_GIVEN REQUEST_. Omit the pictures from the entries below and retype everything else exactly.

_DATA SUPPLIED_.
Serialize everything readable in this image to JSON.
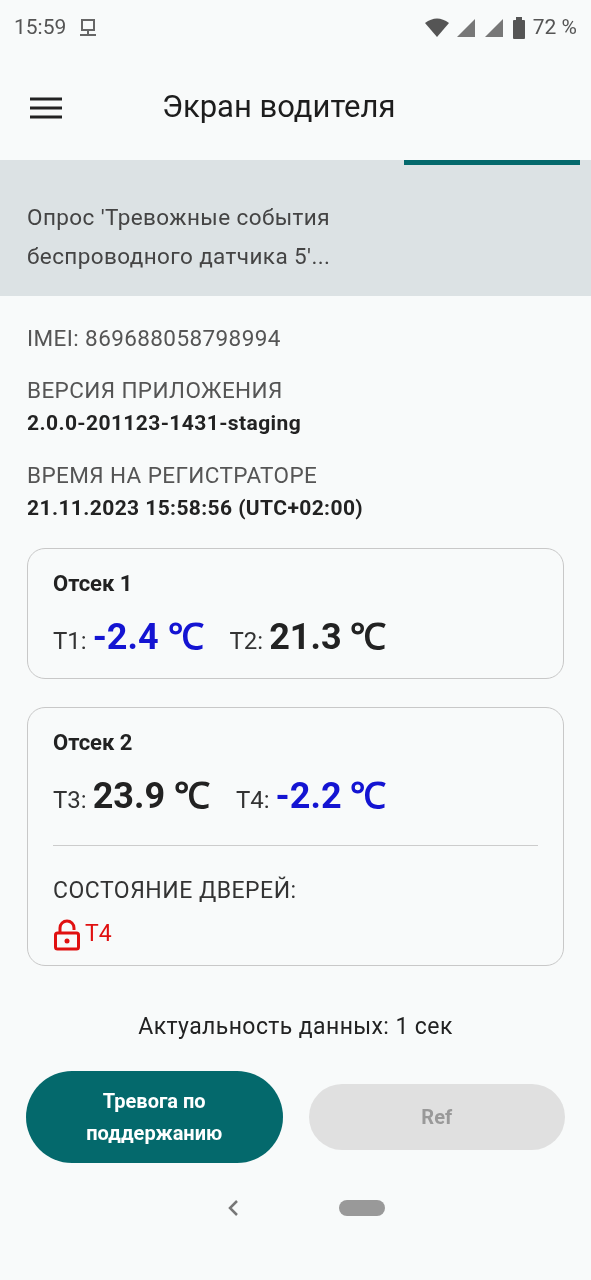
{
  "status_bar": {
    "time": "15:59",
    "battery": "72 %"
  },
  "app_bar": {
    "title": "Экран водителя"
  },
  "banner": {
    "text": "Опрос 'Тревожные события беспроводного датчика 5'..."
  },
  "info": {
    "imei": "IMEI: 869688058798994",
    "version_label": "ВЕРСИЯ ПРИЛОЖЕНИЯ",
    "version": "2.0.0-201123-1431-staging",
    "time_label": "ВРЕМЯ НА РЕГИСТРАТОРЕ",
    "time": "21.11.2023 15:58:56 (UTC+02:00)"
  },
  "compartments": [
    {
      "title": "Отсек 1",
      "readings": [
        {
          "label": "T1:",
          "value": "-2.4 ℃",
          "color": "#1414d2"
        },
        {
          "label": "T2:",
          "value": "21.3 ℃",
          "color": "#222222"
        }
      ]
    },
    {
      "title": "Отсек 2",
      "readings": [
        {
          "label": "T3:",
          "value": "23.9 ℃",
          "color": "#222222"
        },
        {
          "label": "T4:",
          "value": "-2.2 ℃",
          "color": "#1414d2"
        }
      ],
      "doors": {
        "label": "СОСТОЯНИЕ ДВЕРЕЙ:",
        "items": [
          {
            "name": "T4",
            "locked": false
          }
        ]
      }
    }
  ],
  "freshness": "Актуальность данных: 1 сек",
  "buttons": [
    {
      "label": "Тревога по поддержанию",
      "disabled": false
    },
    {
      "label": "Ref",
      "disabled": true
    }
  ]
}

_RESULT BELOW_.
Serialize everything readable in this image to JSON.
{
  "status_bar": {
    "time": "15:59",
    "battery": "72 %"
  },
  "app_bar": {
    "title": "Экран водителя"
  },
  "banner": {
    "text": "Опрос 'Тревожные события беспроводного датчика 5'..."
  },
  "info": {
    "imei": "IMEI: 869688058798994",
    "version_label": "ВЕРСИЯ ПРИЛОЖЕНИЯ",
    "version": "2.0.0-201123-1431-staging",
    "time_label": "ВРЕМЯ НА РЕГИСТРАТОРЕ",
    "time": "21.11.2023 15:58:56 (UTC+02:00)"
  },
  "compartments": [
    {
      "title": "Отсек 1",
      "readings": [
        {
          "label": "T1:",
          "value": "-2.4 ℃",
          "color": "#1414d2"
        },
        {
          "label": "T2:",
          "value": "21.3 ℃",
          "color": "#222222"
        }
      ]
    },
    {
      "title": "Отсек 2",
      "readings": [
        {
          "label": "T3:",
          "value": "23.9 ℃",
          "color": "#222222"
        },
        {
          "label": "T4:",
          "value": "-2.2 ℃",
          "color": "#1414d2"
        }
      ],
      "doors": {
        "label": "СОСТОЯНИЕ ДВЕРЕЙ:",
        "items": [
          {
            "name": "T4",
            "locked": false
          }
        ]
      }
    }
  ],
  "freshness": "Актуальность данных: 1 сек",
  "buttons": [
    {
      "label": "Тревога по поддержанию",
      "disabled": false
    },
    {
      "label": "Ref",
      "disabled": true
    }
  ]
}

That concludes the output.